* Begin INPUT RECORDS *

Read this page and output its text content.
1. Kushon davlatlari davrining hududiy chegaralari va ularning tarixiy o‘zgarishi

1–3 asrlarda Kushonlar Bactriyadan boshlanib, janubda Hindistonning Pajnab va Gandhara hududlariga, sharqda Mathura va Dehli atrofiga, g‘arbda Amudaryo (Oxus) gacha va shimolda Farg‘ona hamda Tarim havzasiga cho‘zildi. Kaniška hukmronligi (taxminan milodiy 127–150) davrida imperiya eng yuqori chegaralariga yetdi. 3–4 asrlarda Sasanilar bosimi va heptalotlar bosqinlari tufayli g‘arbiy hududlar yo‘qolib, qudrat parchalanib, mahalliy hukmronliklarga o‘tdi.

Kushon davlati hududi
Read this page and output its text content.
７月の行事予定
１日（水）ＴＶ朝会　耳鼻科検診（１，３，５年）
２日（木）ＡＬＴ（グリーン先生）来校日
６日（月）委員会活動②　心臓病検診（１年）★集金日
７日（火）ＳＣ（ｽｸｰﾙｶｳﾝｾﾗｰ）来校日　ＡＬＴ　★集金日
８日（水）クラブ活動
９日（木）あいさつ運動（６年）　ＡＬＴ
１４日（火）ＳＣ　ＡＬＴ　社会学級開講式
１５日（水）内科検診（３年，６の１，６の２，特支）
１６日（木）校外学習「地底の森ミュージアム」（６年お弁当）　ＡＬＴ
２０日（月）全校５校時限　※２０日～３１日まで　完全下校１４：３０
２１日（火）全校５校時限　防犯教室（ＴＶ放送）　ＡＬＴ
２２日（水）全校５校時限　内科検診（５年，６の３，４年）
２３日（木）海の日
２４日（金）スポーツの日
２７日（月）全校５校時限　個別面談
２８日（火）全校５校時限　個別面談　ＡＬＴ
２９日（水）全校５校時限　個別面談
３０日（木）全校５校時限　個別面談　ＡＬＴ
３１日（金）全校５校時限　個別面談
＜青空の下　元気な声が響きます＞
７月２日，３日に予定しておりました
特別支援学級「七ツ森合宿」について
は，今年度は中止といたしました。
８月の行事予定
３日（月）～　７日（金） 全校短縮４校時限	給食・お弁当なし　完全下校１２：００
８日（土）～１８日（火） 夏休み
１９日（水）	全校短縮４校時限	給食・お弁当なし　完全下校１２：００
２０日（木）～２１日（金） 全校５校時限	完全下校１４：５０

* End INPUT RECORDS *

**TASK:** Your task is to quote all of the data word for word.

**TASK RESULT:**
Read this page and output its text content.
1. Kushon davlatlari davrining hududiy chegaralari va ularning tarixiy o‘zgarishi

1–3 asrlarda Kushonlar Bactriyadan boshlanib, janubda Hindistonning Pajnab va Gandhara hududlariga, sharqda Mathura va Dehli atrofiga, g‘arbda Amudaryo (Oxus) gacha va shimolda Farg‘ona hamda Tarim havzasiga cho‘zildi. Kaniška hukmronligi (taxminan milodiy 127–150) davrida imperiya eng yuqori chegaralariga yetdi. 3–4 asrlarda Sasanilar bosimi va heptalotlar bosqinlari tufayli g‘arbiy hududlar yo‘qolib, qudrat parchalanib, mahalliy hukmronliklarga o‘tdi.

Kushon davlati hududi
Read this page and output its text content.
７月の行事予定
１日（水）ＴＶ朝会　耳鼻科検診（１，３，５年）
２日（木）ＡＬＴ（グリーン先生）来校日
６日（月）委員会活動②　心臓病検診（１年）★集金日
７日（火）ＳＣ（ｽｸｰﾙｶｳﾝｾﾗｰ）来校日　ＡＬＴ　★集金日
８日（水）クラブ活動
９日（木）あいさつ運動（６年）　ＡＬＴ
１４日（火）ＳＣ　ＡＬＴ　社会学級開講式
１５日（水）内科検診（３年，６の１，６の２，特支）
１６日（木）校外学習「地底の森ミュージアム」（６年お弁当）　ＡＬＴ
２０日（月）全校５校時限　※２０日～３１日まで　完全下校１４：３０
２１日（火）全校５校時限　防犯教室（ＴＶ放送）　ＡＬＴ
２２日（水）全校５校時限　内科検診（５年，６の３，４年）
２３日（木）海の日
２４日（金）スポーツの日
２７日（月）全校５校時限　個別面談
２８日（火）全校５校時限　個別面談　ＡＬＴ
２９日（水）全校５校時限　個別面談
３０日（木）全校５校時限　個別面談　ＡＬＴ
３１日（金）全校５校時限　個別面談
＜青空の下　元気な声が響きます＞
７月２日，３日に予定しておりました
特別支援学級「七ツ森合宿」について
は，今年度は中止といたしました。
８月の行事予定
３日（月）～　７日（金） 全校短縮４校時限	給食・お弁当なし　完全下校１２：００
８日（土）～１８日（火） 夏休み
１９日（水）	全校短縮４校時限	給食・お弁当なし　完全下校１２：００
２０日（木）～２１日（金） 全校５校時限	完全下校１４：５０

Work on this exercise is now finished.